§ **TEXTO PROPORCIONADO**:

Gonzalo Gamio Gehri[1]
Doctor en Filosofía por la Universidad Pontificia de Comillas (Madrid, España). Actualmente es profesor en la Pontificia Universidad Católica del Perú y en la Universidad Antonio Ruiz de Montoya.
1.- La escena política peruana, un terreno inhóspito para el cultivo de las ideas[2]
Suele aceptarse como una verdad que el desarrollo de la política activa guarda alguna clase de conexión con lo que suele describirse metafóricamente como el mundo de las ideas. La acción política requiere de una visión de las cosas, argumentos, convicciones enhebradas con conceptos. La política se nutre de los debates y el intercambio de razones que se llevan a cabo en la academia, en la arena política y en la sociedad civil.
No obstante, hace ya mucho tiempo que la política peruana carece de ideas. El debate ha desaparecido de la escena política. Esto parece ser paradójico en el marco de la aguda polarización política que actualmente vivimos, pero no es así. No siempre el intercambio político se mantiene en el nivel de la exposición de razones. Es cierto que las redes sociales constituyen verdaderos campos de batalla en los que se enfrenta la “derecha” a la “izquierda”, pero en tales espacios se recurre solamente a etiquetas y a slogans, no a argumentos. A menudo los usuarios de las redes no entienden en profundidad a qué se refieren tales rótulos. No debe confundirse la simple injuria con el debate ciudadano.
En parte, esta ausencia de ideas se explica por la falta de genuinos partidos políticos. En efecto, lo que existe son alianzas temporales, celebradas por personas que aspiran a llegar a ocupar un puesto público a través de elecciones libres. Cada una invierte en su campaña; no debe sorprendernos que algunos individuos toquen la puerta de diversas organizaciones con el fin de obtener un lugar interesante en su lista parlamentaria. Es posible que entre estas personas habite una cierta “atmósfera ideológica” (conservadora o progresista), pero ninguna visión sutil de la sociedad que contrastar o justificar. La cuestión de las ideas no parece ser una prioridad para nuestros políticos.

§ **Registros en bruto**:
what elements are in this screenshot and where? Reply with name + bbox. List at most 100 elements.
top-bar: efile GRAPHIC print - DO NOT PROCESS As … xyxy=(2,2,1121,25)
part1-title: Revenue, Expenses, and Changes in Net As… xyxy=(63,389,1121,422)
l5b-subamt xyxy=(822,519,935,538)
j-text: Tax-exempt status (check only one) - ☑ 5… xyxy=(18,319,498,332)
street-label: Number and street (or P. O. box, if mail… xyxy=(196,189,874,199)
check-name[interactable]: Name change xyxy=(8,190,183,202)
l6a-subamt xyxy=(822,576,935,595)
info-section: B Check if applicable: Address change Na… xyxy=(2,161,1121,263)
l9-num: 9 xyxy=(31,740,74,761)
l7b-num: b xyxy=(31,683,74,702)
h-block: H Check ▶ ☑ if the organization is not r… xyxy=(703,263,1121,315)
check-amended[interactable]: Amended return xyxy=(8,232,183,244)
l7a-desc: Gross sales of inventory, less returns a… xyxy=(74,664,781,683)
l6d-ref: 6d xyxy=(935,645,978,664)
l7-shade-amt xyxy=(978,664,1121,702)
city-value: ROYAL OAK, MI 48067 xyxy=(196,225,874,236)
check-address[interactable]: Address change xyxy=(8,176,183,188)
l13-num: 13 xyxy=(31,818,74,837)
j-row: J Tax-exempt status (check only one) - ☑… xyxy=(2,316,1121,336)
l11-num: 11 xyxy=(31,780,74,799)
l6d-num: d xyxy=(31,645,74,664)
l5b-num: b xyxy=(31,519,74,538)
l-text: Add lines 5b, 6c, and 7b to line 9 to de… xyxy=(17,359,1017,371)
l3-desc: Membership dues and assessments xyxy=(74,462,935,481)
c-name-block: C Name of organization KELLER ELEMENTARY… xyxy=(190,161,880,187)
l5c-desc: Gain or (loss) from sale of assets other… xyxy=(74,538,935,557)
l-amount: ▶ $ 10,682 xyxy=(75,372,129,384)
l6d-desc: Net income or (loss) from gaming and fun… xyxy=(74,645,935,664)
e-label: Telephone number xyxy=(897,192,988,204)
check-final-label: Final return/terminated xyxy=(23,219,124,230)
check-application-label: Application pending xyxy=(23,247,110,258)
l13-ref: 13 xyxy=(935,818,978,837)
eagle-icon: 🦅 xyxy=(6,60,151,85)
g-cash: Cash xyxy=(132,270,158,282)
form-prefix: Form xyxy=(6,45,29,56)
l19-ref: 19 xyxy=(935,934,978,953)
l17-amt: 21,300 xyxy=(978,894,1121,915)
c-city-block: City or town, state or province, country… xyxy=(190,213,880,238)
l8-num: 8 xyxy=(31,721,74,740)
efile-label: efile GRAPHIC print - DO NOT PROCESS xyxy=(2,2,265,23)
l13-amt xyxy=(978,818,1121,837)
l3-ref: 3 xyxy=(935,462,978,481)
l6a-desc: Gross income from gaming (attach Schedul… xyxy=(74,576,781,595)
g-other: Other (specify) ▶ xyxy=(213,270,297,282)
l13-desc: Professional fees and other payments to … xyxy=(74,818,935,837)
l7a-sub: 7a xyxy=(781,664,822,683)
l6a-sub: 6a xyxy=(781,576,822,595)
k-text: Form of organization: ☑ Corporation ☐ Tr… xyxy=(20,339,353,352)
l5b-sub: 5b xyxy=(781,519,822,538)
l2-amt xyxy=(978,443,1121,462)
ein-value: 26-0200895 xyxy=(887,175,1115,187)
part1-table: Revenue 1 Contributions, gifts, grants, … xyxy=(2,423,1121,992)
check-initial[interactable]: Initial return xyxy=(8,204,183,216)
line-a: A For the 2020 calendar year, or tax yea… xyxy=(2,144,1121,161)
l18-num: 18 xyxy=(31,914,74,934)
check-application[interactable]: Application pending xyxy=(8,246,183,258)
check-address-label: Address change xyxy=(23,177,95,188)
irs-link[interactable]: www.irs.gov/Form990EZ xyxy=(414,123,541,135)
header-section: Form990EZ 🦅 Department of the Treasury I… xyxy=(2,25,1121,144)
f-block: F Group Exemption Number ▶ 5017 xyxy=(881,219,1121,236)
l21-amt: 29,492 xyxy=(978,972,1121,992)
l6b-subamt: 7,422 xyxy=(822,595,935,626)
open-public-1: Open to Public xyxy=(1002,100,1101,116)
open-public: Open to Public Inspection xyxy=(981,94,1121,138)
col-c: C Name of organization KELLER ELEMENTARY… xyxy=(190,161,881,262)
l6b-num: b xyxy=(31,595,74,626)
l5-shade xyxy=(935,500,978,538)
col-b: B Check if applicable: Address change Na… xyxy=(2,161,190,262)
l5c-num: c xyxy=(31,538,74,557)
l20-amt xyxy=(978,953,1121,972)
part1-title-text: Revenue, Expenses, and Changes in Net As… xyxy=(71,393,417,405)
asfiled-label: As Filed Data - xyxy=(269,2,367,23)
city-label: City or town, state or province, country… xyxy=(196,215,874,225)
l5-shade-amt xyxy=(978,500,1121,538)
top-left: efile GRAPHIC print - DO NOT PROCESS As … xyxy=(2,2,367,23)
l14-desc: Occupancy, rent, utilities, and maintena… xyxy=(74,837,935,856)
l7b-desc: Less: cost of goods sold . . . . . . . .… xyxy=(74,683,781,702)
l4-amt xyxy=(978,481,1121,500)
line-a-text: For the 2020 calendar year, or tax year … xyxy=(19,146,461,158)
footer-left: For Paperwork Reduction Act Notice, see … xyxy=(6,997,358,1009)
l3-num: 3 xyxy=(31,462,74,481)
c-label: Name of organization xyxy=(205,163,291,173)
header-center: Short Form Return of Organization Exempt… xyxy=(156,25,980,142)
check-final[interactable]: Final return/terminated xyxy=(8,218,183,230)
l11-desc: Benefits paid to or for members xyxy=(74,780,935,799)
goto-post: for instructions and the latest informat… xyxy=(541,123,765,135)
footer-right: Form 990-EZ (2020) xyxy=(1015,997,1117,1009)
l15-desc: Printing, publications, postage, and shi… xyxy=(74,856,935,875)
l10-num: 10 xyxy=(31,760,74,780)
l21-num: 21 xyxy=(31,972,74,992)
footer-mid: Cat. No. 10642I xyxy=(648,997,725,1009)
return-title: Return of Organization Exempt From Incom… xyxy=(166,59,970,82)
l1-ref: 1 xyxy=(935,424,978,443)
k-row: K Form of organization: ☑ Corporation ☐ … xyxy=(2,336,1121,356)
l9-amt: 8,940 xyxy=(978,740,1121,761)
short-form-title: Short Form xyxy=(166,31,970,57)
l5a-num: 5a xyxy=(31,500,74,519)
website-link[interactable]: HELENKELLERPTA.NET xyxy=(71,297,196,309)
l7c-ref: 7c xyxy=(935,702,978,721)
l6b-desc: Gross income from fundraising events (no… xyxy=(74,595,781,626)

§ **INSTRUCCIONES**:
1) Copia del texto sobre la política peruana todo lo que va desde "1.- La escena" hasta "la sociedad civil.".
2) Resume en dos oraciones el texto sobre la política peruana.

§ **SOLUCIONES POR TAREA**:
1)
1.- La escena política peruana, un terreno inhóspito para el cultivo de las ideas[2]
Suele aceptarse como una verdad que el desarrollo de la política activa guarda alguna clase de conexión con lo que suele describirse metafóricamente como el mundo de las ideas. La acción política requiere de una visión de las cosas, argumentos, convicciones enhebradas con conceptos. La política se nutre de los debates y el intercambio de razones que se llevan a cabo en la academia, en la arena política y en la sociedad civil.

2) Desde hace mucho tiempo la política peruana carece de ideas y de debate, pues incluso en la actual polarización las redes sociales recurren solo a etiquetas y eslóganes, no a argumentos. En parte, esto se explica por la falta de genuinos partidos políticos, ya que solo existen alianzas temporales de personas que aspiran a un puesto público y para quienes las ideas no parecen ser una prioridad.